### Short problem
Only lines holding the word "this" should be copied from the material.

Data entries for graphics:
------------------------------------------------
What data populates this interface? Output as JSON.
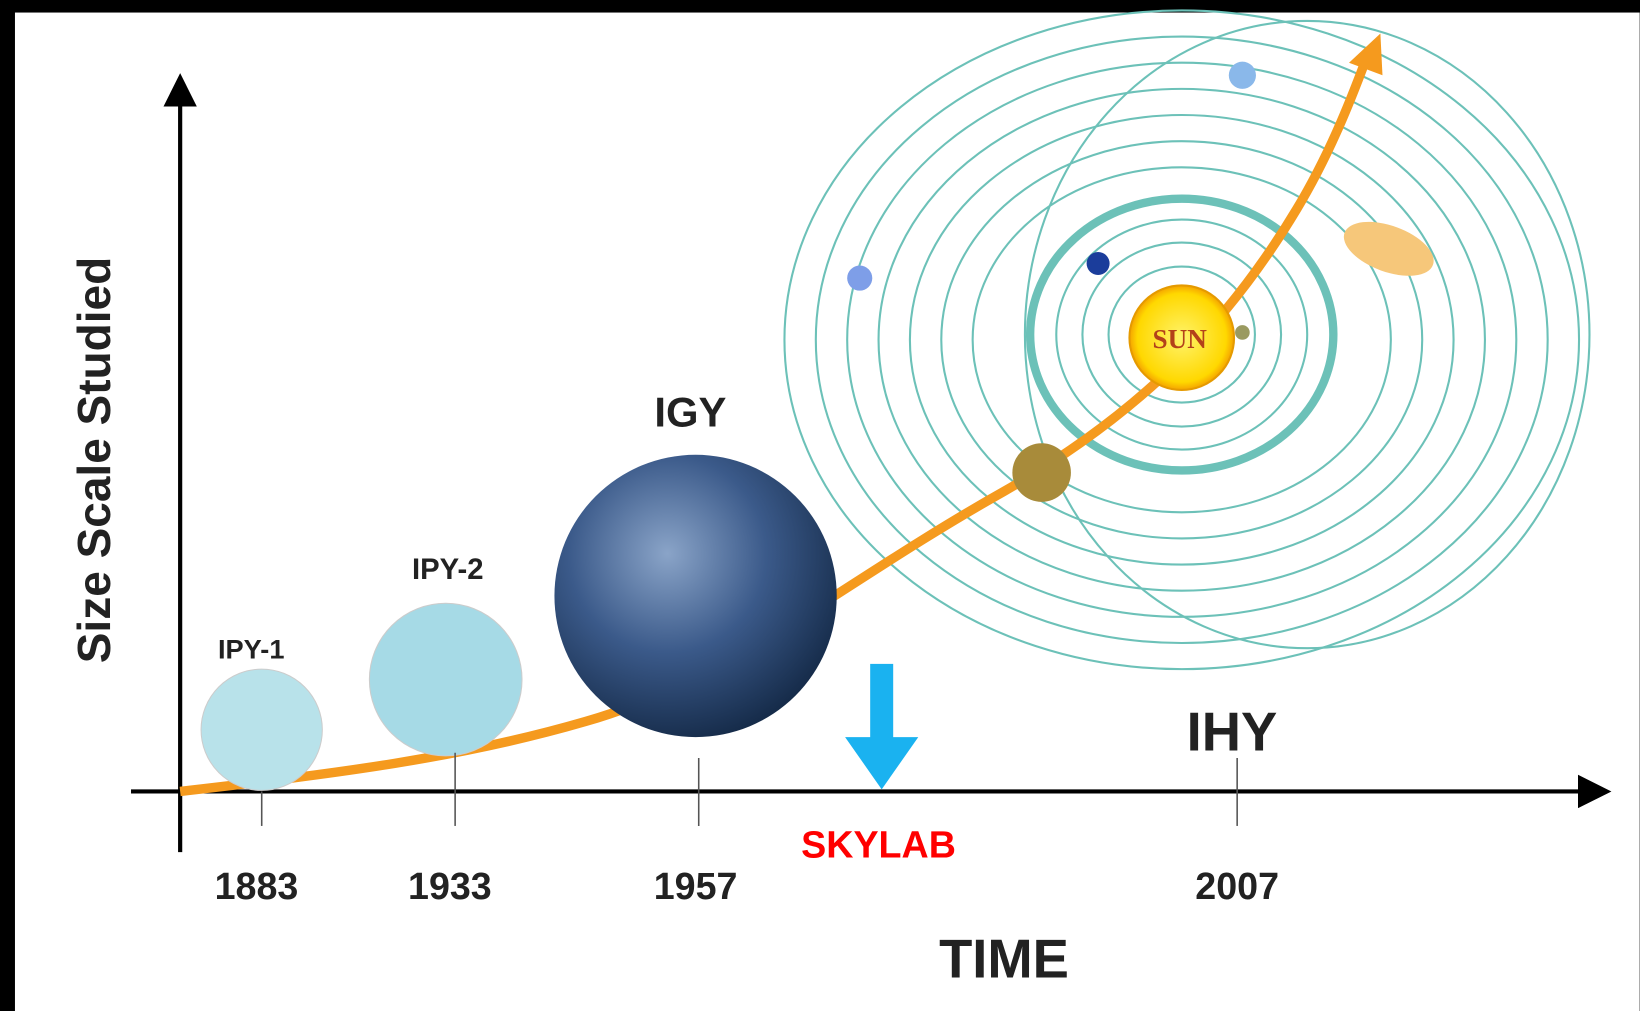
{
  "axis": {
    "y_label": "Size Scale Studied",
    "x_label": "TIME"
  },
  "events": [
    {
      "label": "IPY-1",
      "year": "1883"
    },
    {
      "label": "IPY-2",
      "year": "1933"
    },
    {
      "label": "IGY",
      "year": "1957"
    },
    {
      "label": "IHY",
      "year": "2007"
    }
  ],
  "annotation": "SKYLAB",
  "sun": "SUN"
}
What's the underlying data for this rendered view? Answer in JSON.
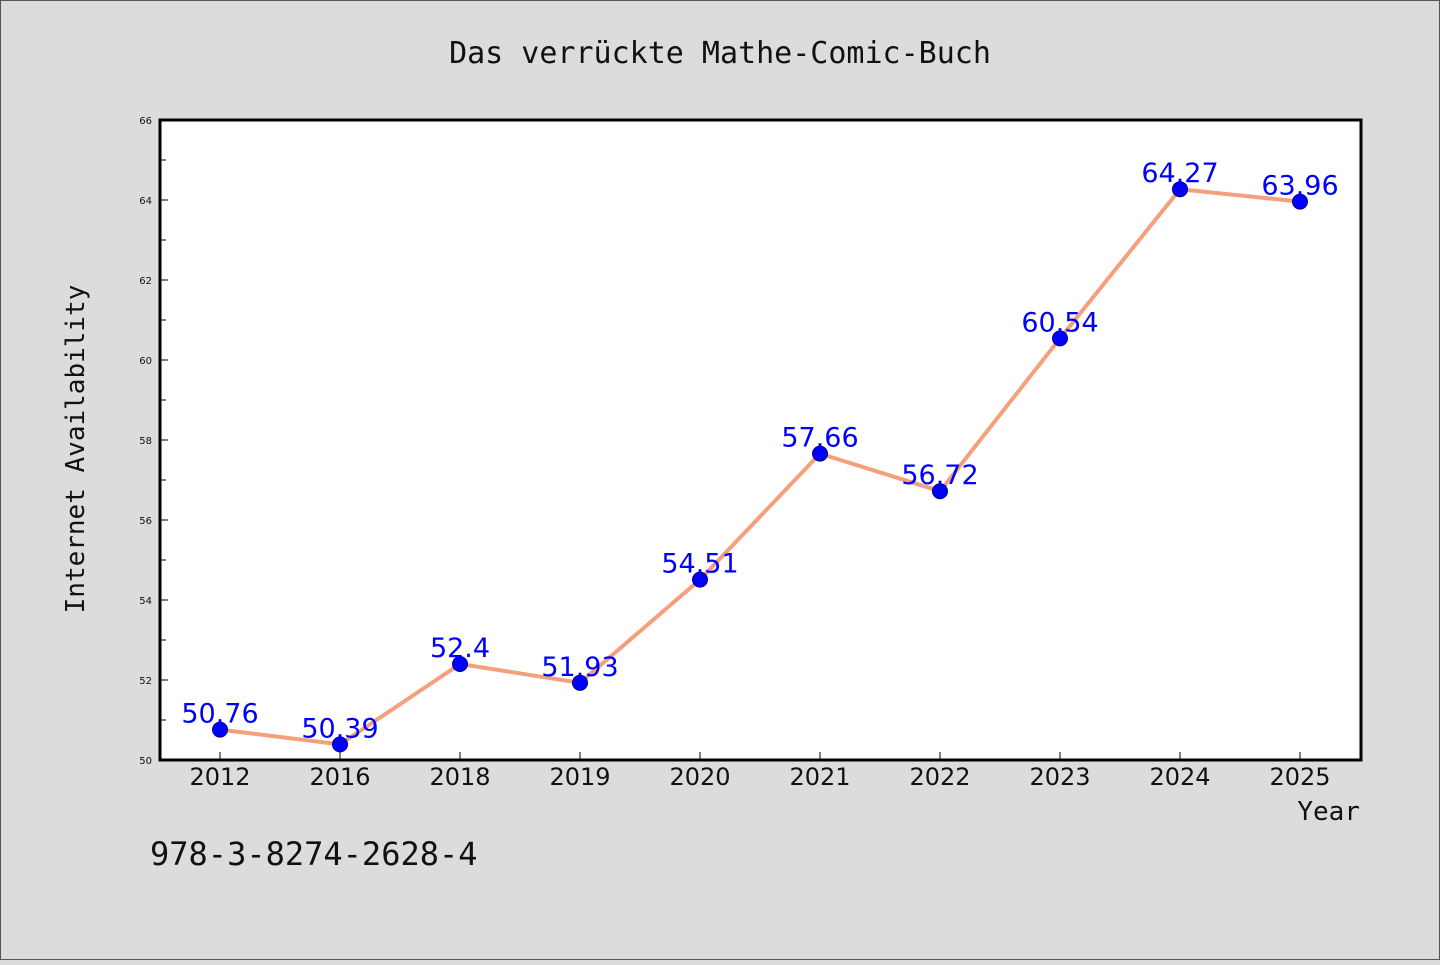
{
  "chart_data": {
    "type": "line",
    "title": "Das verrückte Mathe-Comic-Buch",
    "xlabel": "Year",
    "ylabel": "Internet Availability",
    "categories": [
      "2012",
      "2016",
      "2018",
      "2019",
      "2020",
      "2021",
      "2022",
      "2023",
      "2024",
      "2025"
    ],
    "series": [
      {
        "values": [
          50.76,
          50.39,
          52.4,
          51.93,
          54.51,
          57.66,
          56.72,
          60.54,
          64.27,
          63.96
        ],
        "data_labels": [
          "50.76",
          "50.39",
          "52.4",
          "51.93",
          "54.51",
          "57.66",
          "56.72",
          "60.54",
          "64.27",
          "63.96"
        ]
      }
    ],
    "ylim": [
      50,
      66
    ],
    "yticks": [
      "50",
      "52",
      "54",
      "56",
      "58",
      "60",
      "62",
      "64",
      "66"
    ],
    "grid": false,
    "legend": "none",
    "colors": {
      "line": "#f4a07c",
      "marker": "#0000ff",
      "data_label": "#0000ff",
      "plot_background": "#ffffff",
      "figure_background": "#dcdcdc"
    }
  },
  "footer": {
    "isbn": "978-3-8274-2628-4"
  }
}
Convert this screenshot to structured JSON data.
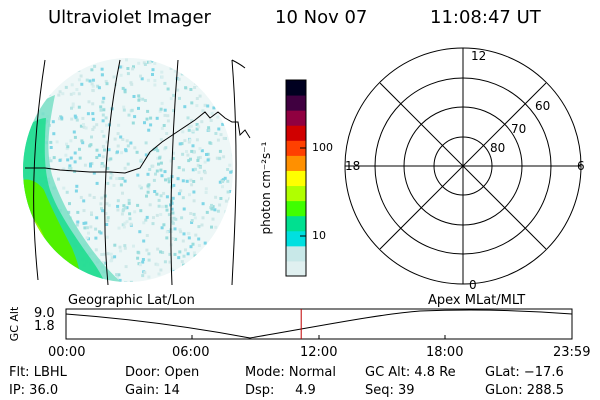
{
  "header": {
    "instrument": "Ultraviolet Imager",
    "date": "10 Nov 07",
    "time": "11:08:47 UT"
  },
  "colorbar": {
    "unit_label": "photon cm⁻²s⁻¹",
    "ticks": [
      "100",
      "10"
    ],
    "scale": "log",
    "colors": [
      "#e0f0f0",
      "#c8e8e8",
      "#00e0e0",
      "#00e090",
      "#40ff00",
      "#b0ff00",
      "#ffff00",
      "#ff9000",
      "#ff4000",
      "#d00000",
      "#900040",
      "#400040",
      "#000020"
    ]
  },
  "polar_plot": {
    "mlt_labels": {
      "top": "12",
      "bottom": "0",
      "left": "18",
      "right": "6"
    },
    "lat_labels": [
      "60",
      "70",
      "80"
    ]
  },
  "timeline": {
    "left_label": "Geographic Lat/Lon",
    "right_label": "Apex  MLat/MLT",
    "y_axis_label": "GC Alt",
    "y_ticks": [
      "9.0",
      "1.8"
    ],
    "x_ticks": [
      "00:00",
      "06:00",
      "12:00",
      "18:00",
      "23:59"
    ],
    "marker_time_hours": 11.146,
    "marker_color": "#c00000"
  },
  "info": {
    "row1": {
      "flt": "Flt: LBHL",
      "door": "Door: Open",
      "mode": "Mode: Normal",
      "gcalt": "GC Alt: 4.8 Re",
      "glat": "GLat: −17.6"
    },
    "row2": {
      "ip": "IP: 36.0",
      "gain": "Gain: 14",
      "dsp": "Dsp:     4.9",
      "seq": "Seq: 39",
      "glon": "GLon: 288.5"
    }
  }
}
------------------------------------------------
### Solution to the problem
What data populates this interface? Output as JSON.
What's the underlying data for this rendered view? Answer in JSON.
Convert this screenshot to structured JSON data.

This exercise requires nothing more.